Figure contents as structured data
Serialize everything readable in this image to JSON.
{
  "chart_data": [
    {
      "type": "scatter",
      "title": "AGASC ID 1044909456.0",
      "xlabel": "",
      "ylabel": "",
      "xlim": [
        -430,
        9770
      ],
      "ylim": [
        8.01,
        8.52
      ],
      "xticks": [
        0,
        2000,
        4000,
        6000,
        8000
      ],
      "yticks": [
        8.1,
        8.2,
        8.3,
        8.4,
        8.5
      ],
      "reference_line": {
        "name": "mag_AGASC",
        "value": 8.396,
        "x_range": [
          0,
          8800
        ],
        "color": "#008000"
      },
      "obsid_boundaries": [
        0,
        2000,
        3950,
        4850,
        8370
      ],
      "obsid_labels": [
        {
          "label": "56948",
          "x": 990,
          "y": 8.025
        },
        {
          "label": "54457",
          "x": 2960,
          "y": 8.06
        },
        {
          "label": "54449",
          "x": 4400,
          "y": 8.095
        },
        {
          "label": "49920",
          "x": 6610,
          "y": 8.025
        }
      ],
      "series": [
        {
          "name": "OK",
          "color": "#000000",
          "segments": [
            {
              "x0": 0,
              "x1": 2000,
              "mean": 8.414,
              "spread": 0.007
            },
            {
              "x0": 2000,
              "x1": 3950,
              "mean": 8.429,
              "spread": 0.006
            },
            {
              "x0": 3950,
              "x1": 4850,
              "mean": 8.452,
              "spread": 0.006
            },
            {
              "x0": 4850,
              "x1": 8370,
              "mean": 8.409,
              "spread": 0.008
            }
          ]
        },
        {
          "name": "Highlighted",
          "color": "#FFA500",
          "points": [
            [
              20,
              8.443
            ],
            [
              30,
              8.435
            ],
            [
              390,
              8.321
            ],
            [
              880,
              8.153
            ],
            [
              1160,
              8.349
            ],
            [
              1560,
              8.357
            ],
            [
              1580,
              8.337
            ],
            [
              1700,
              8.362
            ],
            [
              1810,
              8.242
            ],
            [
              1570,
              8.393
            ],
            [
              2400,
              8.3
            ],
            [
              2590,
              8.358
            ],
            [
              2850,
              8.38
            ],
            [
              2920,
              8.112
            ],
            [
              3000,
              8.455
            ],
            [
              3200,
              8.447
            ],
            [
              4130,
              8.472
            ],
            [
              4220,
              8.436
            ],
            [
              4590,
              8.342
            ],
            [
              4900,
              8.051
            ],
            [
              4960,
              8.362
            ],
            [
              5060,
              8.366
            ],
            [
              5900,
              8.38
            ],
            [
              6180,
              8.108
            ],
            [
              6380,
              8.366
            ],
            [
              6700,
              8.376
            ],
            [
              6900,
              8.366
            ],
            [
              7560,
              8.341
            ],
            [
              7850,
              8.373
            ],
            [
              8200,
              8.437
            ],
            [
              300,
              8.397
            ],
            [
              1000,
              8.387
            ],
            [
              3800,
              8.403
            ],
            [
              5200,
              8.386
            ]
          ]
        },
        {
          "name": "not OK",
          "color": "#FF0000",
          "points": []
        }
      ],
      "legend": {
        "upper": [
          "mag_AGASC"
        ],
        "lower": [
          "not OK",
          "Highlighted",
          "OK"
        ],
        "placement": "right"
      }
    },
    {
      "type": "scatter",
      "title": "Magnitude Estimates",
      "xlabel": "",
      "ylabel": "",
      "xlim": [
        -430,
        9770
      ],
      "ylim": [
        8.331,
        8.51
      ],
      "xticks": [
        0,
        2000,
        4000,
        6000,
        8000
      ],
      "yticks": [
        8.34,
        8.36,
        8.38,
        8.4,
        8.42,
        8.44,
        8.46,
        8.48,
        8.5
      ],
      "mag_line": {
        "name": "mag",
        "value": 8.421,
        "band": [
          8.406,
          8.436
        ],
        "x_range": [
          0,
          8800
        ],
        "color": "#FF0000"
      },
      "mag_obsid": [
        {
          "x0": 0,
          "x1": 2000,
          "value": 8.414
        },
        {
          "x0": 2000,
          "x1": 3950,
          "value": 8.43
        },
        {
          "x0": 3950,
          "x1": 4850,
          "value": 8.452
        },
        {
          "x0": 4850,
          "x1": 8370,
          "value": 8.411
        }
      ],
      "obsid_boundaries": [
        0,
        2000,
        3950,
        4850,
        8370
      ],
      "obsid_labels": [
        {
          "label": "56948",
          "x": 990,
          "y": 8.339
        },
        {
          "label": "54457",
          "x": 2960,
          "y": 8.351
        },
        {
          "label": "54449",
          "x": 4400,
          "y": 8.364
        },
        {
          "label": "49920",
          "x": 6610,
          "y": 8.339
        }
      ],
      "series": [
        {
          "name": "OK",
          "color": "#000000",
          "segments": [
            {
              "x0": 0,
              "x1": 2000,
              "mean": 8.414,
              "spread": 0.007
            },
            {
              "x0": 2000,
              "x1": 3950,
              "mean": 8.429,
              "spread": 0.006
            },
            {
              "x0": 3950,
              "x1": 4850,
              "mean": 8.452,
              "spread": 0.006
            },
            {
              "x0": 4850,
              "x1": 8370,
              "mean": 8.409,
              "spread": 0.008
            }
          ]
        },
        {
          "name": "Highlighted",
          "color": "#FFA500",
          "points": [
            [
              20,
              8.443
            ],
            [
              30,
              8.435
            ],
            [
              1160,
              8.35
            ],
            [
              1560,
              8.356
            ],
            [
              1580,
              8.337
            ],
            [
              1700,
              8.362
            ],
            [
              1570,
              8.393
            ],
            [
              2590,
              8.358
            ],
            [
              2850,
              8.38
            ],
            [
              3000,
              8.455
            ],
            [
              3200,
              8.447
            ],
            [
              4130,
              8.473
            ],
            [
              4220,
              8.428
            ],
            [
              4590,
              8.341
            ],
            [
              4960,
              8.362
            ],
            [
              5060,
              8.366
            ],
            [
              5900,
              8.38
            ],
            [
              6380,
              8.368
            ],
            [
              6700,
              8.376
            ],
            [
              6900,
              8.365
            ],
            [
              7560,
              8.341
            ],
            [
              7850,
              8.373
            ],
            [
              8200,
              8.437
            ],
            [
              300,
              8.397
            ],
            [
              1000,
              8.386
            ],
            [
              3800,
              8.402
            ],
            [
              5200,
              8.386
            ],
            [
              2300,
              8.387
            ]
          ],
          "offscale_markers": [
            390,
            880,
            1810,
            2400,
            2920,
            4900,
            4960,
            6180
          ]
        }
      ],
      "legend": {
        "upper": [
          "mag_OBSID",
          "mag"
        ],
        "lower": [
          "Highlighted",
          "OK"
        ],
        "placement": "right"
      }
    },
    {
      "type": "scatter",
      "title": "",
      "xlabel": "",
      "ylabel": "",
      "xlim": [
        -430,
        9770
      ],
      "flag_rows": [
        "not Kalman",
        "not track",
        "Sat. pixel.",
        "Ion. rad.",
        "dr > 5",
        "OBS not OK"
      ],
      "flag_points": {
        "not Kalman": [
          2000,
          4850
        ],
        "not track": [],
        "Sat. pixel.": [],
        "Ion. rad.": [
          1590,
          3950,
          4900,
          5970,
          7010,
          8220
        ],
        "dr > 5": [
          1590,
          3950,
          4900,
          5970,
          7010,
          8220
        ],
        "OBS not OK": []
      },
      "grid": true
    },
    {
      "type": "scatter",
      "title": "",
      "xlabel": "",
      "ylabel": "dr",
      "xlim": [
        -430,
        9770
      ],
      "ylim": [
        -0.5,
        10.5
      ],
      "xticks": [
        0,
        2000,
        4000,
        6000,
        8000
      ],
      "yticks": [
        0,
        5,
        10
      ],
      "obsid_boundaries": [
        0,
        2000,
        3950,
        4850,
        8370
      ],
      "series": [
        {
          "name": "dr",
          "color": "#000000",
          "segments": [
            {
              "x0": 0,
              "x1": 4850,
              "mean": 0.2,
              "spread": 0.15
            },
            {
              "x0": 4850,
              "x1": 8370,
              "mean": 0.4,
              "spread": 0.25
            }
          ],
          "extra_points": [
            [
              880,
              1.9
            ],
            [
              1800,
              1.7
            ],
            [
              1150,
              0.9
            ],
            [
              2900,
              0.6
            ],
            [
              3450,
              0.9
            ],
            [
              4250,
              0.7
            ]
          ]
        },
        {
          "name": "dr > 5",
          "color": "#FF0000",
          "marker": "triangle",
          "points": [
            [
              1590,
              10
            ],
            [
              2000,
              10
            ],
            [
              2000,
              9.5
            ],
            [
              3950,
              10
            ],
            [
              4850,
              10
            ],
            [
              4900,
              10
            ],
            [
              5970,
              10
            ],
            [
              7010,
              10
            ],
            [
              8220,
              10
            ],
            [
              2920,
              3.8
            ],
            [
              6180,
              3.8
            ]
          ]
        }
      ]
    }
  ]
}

▶ _DIRECTIVE_
Select every line of the material above holding the word "name" and copy it.

▶ _RESULT OF THIS TASK_
        "name": "mag_AGASC",
          "name": "OK",
          "name": "Highlighted",
          "name": "not OK",
        "name": "mag",
          "name": "OK",
          "name": "Highlighted",
          "name": "dr",
          "name": "dr > 5",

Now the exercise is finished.